Requirements:
Repeat, line for line, the entries printed below.

Given records:
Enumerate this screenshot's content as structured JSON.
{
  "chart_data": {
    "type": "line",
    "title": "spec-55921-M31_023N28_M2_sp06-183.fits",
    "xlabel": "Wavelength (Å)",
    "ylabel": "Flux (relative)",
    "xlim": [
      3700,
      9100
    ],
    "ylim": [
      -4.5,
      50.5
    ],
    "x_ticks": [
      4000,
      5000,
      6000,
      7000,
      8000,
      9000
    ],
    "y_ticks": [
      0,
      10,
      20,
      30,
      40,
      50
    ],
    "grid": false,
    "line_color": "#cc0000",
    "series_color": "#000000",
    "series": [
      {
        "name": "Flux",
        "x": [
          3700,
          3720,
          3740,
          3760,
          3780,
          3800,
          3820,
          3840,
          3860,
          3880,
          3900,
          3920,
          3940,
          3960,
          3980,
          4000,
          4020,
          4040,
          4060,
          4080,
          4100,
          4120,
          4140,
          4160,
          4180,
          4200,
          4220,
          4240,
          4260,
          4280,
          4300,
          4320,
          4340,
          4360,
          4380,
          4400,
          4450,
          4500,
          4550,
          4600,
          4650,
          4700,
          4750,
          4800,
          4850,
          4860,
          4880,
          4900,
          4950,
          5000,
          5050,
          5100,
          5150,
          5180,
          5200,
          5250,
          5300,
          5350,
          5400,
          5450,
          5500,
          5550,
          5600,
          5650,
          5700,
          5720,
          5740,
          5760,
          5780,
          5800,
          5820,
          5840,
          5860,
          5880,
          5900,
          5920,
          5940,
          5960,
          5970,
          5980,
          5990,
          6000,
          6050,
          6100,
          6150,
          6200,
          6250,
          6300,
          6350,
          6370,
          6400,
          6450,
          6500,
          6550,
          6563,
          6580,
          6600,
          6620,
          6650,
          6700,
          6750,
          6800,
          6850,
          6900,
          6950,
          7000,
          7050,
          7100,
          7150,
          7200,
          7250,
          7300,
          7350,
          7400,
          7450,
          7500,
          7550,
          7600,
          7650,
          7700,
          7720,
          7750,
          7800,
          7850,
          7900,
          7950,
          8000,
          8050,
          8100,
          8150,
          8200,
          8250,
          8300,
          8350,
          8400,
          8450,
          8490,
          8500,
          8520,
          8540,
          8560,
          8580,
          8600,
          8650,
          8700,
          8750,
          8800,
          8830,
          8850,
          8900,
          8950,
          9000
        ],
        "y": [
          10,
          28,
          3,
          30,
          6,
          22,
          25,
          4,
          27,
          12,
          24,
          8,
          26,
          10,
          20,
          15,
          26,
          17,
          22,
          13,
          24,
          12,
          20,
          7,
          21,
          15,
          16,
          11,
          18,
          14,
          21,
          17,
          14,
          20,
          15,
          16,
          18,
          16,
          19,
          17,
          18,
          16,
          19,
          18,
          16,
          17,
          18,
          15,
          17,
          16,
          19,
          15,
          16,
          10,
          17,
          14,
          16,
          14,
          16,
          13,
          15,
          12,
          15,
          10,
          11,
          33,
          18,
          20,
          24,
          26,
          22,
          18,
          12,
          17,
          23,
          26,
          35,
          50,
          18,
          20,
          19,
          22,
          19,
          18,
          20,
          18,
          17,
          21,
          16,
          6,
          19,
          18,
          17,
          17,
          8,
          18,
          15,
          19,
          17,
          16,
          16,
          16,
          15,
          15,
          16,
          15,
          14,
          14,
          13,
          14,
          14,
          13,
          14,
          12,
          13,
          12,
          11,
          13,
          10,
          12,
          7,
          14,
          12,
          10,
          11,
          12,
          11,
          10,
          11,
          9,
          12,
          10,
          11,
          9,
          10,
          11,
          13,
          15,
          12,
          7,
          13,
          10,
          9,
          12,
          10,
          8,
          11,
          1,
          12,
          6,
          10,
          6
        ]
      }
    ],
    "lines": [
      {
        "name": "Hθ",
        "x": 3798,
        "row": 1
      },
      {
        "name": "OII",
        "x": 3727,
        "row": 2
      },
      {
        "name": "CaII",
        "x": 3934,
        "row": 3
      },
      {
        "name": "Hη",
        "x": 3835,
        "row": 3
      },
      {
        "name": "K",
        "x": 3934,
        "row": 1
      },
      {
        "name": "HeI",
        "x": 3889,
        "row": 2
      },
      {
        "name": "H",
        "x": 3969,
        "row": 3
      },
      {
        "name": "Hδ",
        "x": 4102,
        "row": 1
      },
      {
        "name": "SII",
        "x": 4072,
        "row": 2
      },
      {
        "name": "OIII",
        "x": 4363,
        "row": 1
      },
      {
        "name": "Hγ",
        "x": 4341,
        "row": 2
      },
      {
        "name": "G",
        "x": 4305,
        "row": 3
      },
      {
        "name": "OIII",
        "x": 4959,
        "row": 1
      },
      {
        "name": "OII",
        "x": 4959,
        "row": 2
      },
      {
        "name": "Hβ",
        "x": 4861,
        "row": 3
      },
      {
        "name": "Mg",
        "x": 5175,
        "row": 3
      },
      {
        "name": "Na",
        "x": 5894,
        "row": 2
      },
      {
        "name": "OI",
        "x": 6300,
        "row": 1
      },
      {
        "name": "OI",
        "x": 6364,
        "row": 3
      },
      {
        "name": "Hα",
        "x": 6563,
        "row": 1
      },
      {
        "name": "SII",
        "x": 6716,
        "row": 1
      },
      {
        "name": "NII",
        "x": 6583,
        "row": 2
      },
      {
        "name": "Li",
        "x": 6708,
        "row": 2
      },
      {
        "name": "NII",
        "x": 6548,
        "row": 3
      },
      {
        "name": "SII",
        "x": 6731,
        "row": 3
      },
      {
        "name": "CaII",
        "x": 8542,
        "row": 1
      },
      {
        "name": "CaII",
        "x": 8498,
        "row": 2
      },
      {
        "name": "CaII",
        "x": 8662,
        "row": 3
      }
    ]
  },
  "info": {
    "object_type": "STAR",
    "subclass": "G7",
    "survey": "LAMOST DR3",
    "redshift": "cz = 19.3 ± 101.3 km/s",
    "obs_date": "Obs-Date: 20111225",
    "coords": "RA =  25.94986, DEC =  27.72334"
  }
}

Final answer:
Enumerate this screenshot's content as structured JSON.
{
  "chart_data": {
    "type": "line",
    "title": "spec-55921-M31_023N28_M2_sp06-183.fits",
    "xlabel": "Wavelength (Å)",
    "ylabel": "Flux (relative)",
    "xlim": [
      3700,
      9100
    ],
    "ylim": [
      -4.5,
      50.5
    ],
    "x_ticks": [
      4000,
      5000,
      6000,
      7000,
      8000,
      9000
    ],
    "y_ticks": [
      0,
      10,
      20,
      30,
      40,
      50
    ],
    "grid": false,
    "line_color": "#cc0000",
    "series_color": "#000000",
    "series": [
      {
        "name": "Flux",
        "x": [
          3700,
          3720,
          3740,
          3760,
          3780,
          3800,
          3820,
          3840,
          3860,
          3880,
          3900,
          3920,
          3940,
          3960,
          3980,
          4000,
          4020,
          4040,
          4060,
          4080,
          4100,
          4120,
          4140,
          4160,
          4180,
          4200,
          4220,
          4240,
          4260,
          4280,
          4300,
          4320,
          4340,
          4360,
          4380,
          4400,
          4450,
          4500,
          4550,
          4600,
          4650,
          4700,
          4750,
          4800,
          4850,
          4860,
          4880,
          4900,
          4950,
          5000,
          5050,
          5100,
          5150,
          5180,
          5200,
          5250,
          5300,
          5350,
          5400,
          5450,
          5500,
          5550,
          5600,
          5650,
          5700,
          5720,
          5740,
          5760,
          5780,
          5800,
          5820,
          5840,
          5860,
          5880,
          5900,
          5920,
          5940,
          5960,
          5970,
          5980,
          5990,
          6000,
          6050,
          6100,
          6150,
          6200,
          6250,
          6300,
          6350,
          6370,
          6400,
          6450,
          6500,
          6550,
          6563,
          6580,
          6600,
          6620,
          6650,
          6700,
          6750,
          6800,
          6850,
          6900,
          6950,
          7000,
          7050,
          7100,
          7150,
          7200,
          7250,
          7300,
          7350,
          7400,
          7450,
          7500,
          7550,
          7600,
          7650,
          7700,
          7720,
          7750,
          7800,
          7850,
          7900,
          7950,
          8000,
          8050,
          8100,
          8150,
          8200,
          8250,
          8300,
          8350,
          8400,
          8450,
          8490,
          8500,
          8520,
          8540,
          8560,
          8580,
          8600,
          8650,
          8700,
          8750,
          8800,
          8830,
          8850,
          8900,
          8950,
          9000
        ],
        "y": [
          10,
          28,
          3,
          30,
          6,
          22,
          25,
          4,
          27,
          12,
          24,
          8,
          26,
          10,
          20,
          15,
          26,
          17,
          22,
          13,
          24,
          12,
          20,
          7,
          21,
          15,
          16,
          11,
          18,
          14,
          21,
          17,
          14,
          20,
          15,
          16,
          18,
          16,
          19,
          17,
          18,
          16,
          19,
          18,
          16,
          17,
          18,
          15,
          17,
          16,
          19,
          15,
          16,
          10,
          17,
          14,
          16,
          14,
          16,
          13,
          15,
          12,
          15,
          10,
          11,
          33,
          18,
          20,
          24,
          26,
          22,
          18,
          12,
          17,
          23,
          26,
          35,
          50,
          18,
          20,
          19,
          22,
          19,
          18,
          20,
          18,
          17,
          21,
          16,
          6,
          19,
          18,
          17,
          17,
          8,
          18,
          15,
          19,
          17,
          16,
          16,
          16,
          15,
          15,
          16,
          15,
          14,
          14,
          13,
          14,
          14,
          13,
          14,
          12,
          13,
          12,
          11,
          13,
          10,
          12,
          7,
          14,
          12,
          10,
          11,
          12,
          11,
          10,
          11,
          9,
          12,
          10,
          11,
          9,
          10,
          11,
          13,
          15,
          12,
          7,
          13,
          10,
          9,
          12,
          10,
          8,
          11,
          1,
          12,
          6,
          10,
          6
        ]
      }
    ],
    "lines": [
      {
        "name": "Hθ",
        "x": 3798,
        "row": 1
      },
      {
        "name": "OII",
        "x": 3727,
        "row": 2
      },
      {
        "name": "CaII",
        "x": 3934,
        "row": 3
      },
      {
        "name": "Hη",
        "x": 3835,
        "row": 3
      },
      {
        "name": "K",
        "x": 3934,
        "row": 1
      },
      {
        "name": "HeI",
        "x": 3889,
        "row": 2
      },
      {
        "name": "H",
        "x": 3969,
        "row": 3
      },
      {
        "name": "Hδ",
        "x": 4102,
        "row": 1
      },
      {
        "name": "SII",
        "x": 4072,
        "row": 2
      },
      {
        "name": "OIII",
        "x": 4363,
        "row": 1
      },
      {
        "name": "Hγ",
        "x": 4341,
        "row": 2
      },
      {
        "name": "G",
        "x": 4305,
        "row": 3
      },
      {
        "name": "OIII",
        "x": 4959,
        "row": 1
      },
      {
        "name": "OII",
        "x": 4959,
        "row": 2
      },
      {
        "name": "Hβ",
        "x": 4861,
        "row": 3
      },
      {
        "name": "Mg",
        "x": 5175,
        "row": 3
      },
      {
        "name": "Na",
        "x": 5894,
        "row": 2
      },
      {
        "name": "OI",
        "x": 6300,
        "row": 1
      },
      {
        "name": "OI",
        "x": 6364,
        "row": 3
      },
      {
        "name": "Hα",
        "x": 6563,
        "row": 1
      },
      {
        "name": "SII",
        "x": 6716,
        "row": 1
      },
      {
        "name": "NII",
        "x": 6583,
        "row": 2
      },
      {
        "name": "Li",
        "x": 6708,
        "row": 2
      },
      {
        "name": "NII",
        "x": 6548,
        "row": 3
      },
      {
        "name": "SII",
        "x": 6731,
        "row": 3
      },
      {
        "name": "CaII",
        "x": 8542,
        "row": 1
      },
      {
        "name": "CaII",
        "x": 8498,
        "row": 2
      },
      {
        "name": "CaII",
        "x": 8662,
        "row": 3
      }
    ]
  },
  "info": {
    "object_type": "STAR",
    "subclass": "G7",
    "survey": "LAMOST DR3",
    "redshift": "cz = 19.3 ± 101.3 km/s",
    "obs_date": "Obs-Date: 20111225",
    "coords": "RA =  25.94986, DEC =  27.72334"
  }
}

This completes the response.